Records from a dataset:
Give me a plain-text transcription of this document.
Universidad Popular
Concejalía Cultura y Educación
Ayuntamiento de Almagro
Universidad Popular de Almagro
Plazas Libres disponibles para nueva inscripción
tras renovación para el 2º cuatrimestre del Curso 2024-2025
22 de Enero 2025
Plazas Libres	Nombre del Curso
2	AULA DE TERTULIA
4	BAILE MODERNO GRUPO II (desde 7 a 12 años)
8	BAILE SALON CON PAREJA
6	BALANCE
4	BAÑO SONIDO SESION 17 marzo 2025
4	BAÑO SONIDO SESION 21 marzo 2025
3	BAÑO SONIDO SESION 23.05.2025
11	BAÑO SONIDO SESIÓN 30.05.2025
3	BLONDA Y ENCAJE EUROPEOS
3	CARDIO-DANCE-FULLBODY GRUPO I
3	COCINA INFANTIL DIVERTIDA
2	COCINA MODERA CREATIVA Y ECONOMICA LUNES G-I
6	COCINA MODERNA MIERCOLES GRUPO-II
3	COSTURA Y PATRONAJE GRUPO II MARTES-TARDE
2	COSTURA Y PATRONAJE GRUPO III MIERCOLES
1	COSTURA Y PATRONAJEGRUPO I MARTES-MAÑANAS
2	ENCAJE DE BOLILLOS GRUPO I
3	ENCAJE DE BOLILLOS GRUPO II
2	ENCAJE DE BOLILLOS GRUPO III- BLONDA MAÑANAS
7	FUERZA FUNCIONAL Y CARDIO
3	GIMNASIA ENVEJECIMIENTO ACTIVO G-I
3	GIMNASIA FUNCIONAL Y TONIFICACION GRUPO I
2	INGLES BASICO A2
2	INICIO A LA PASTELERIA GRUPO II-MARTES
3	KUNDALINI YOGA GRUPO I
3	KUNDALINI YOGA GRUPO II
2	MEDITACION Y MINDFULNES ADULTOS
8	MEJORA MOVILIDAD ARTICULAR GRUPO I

**Task requirements:**
Copy every line exactly. Leave nothing out.

**Answer to the task:**
Give me a plain-text transcription of this document.
Universidad Popular
Concejalía Cultura y Educación
Ayuntamiento de Almagro
Universidad Popular de Almagro
Plazas Libres disponibles para nueva inscripción
tras renovación para el 2º cuatrimestre del Curso 2024-2025
22 de Enero 2025
Plazas Libres	Nombre del Curso
2	AULA DE TERTULIA
4	BAILE MODERNO GRUPO II (desde 7 a 12 años)
8	BAILE SALON CON PAREJA
6	BALANCE
4	BAÑO SONIDO SESION 17 marzo 2025
4	BAÑO SONIDO SESION 21 marzo 2025
3	BAÑO SONIDO SESION 23.05.2025
11	BAÑO SONIDO SESIÓN 30.05.2025
3	BLONDA Y ENCAJE EUROPEOS
3	CARDIO-DANCE-FULLBODY GRUPO I
3	COCINA INFANTIL DIVERTIDA
2	COCINA MODERA CREATIVA Y ECONOMICA LUNES G-I
6	COCINA MODERNA MIERCOLES GRUPO-II
3	COSTURA Y PATRONAJE GRUPO II MARTES-TARDE
2	COSTURA Y PATRONAJE GRUPO III MIERCOLES
1	COSTURA Y PATRONAJEGRUPO I MARTES-MAÑANAS
2	ENCAJE DE BOLILLOS GRUPO I
3	ENCAJE DE BOLILLOS GRUPO II
2	ENCAJE DE BOLILLOS GRUPO III- BLONDA MAÑANAS
7	FUERZA FUNCIONAL Y CARDIO
3	GIMNASIA ENVEJECIMIENTO ACTIVO G-I
3	GIMNASIA FUNCIONAL Y TONIFICACION GRUPO I
2	INGLES BASICO A2
2	INICIO A LA PASTELERIA GRUPO II-MARTES
3	KUNDALINI YOGA GRUPO I
3	KUNDALINI YOGA GRUPO II
2	MEDITACION Y MINDFULNES ADULTOS
8	MEJORA MOVILIDAD ARTICULAR GRUPO I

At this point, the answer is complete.